Records from a dataset
-.-.-
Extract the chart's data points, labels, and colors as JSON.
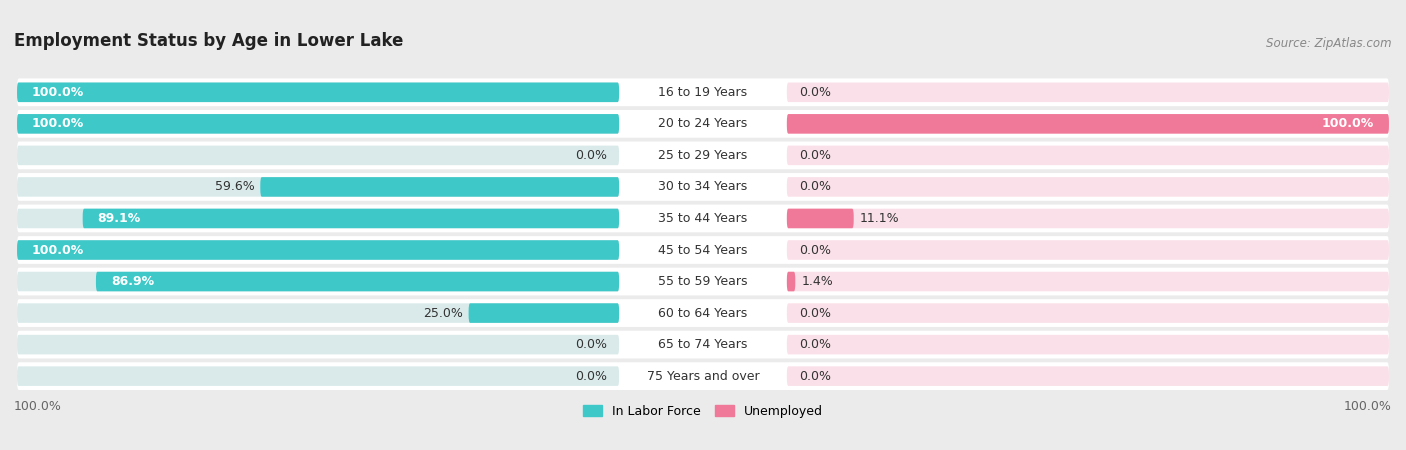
{
  "title": "Employment Status by Age in Lower Lake",
  "source": "Source: ZipAtlas.com",
  "categories": [
    "16 to 19 Years",
    "20 to 24 Years",
    "25 to 29 Years",
    "30 to 34 Years",
    "35 to 44 Years",
    "45 to 54 Years",
    "55 to 59 Years",
    "60 to 64 Years",
    "65 to 74 Years",
    "75 Years and over"
  ],
  "labor_force": [
    100.0,
    100.0,
    0.0,
    59.6,
    89.1,
    100.0,
    86.9,
    25.0,
    0.0,
    0.0
  ],
  "unemployed": [
    0.0,
    100.0,
    0.0,
    0.0,
    11.1,
    0.0,
    1.4,
    0.0,
    0.0,
    0.0
  ],
  "color_labor": "#3ec8c8",
  "color_unemployed": "#f07898",
  "color_labor_light": "#a8e6e6",
  "color_unemployed_light": "#f8b8c8",
  "bg_color": "#ebebeb",
  "row_bg_color": "#ffffff",
  "bar_bg_left": "#daeaea",
  "bar_bg_right": "#fae0e8",
  "max_val": 100.0,
  "title_fontsize": 12,
  "label_fontsize": 9,
  "category_fontsize": 9,
  "source_fontsize": 8.5,
  "legend_fontsize": 9
}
-.-.-
▶ **Exercise prompt**: Nothing in the entries should change as you copy them, except that the pictures are left out.

▶ **Full response**:
Extract the chart's data points, labels, and colors as JSON.
{
  "title": "Employment Status by Age in Lower Lake",
  "source": "Source: ZipAtlas.com",
  "categories": [
    "16 to 19 Years",
    "20 to 24 Years",
    "25 to 29 Years",
    "30 to 34 Years",
    "35 to 44 Years",
    "45 to 54 Years",
    "55 to 59 Years",
    "60 to 64 Years",
    "65 to 74 Years",
    "75 Years and over"
  ],
  "labor_force": [
    100.0,
    100.0,
    0.0,
    59.6,
    89.1,
    100.0,
    86.9,
    25.0,
    0.0,
    0.0
  ],
  "unemployed": [
    0.0,
    100.0,
    0.0,
    0.0,
    11.1,
    0.0,
    1.4,
    0.0,
    0.0,
    0.0
  ],
  "color_labor": "#3ec8c8",
  "color_unemployed": "#f07898",
  "color_labor_light": "#a8e6e6",
  "color_unemployed_light": "#f8b8c8",
  "bg_color": "#ebebeb",
  "row_bg_color": "#ffffff",
  "bar_bg_left": "#daeaea",
  "bar_bg_right": "#fae0e8",
  "max_val": 100.0,
  "title_fontsize": 12,
  "label_fontsize": 9,
  "category_fontsize": 9,
  "source_fontsize": 8.5,
  "legend_fontsize": 9
}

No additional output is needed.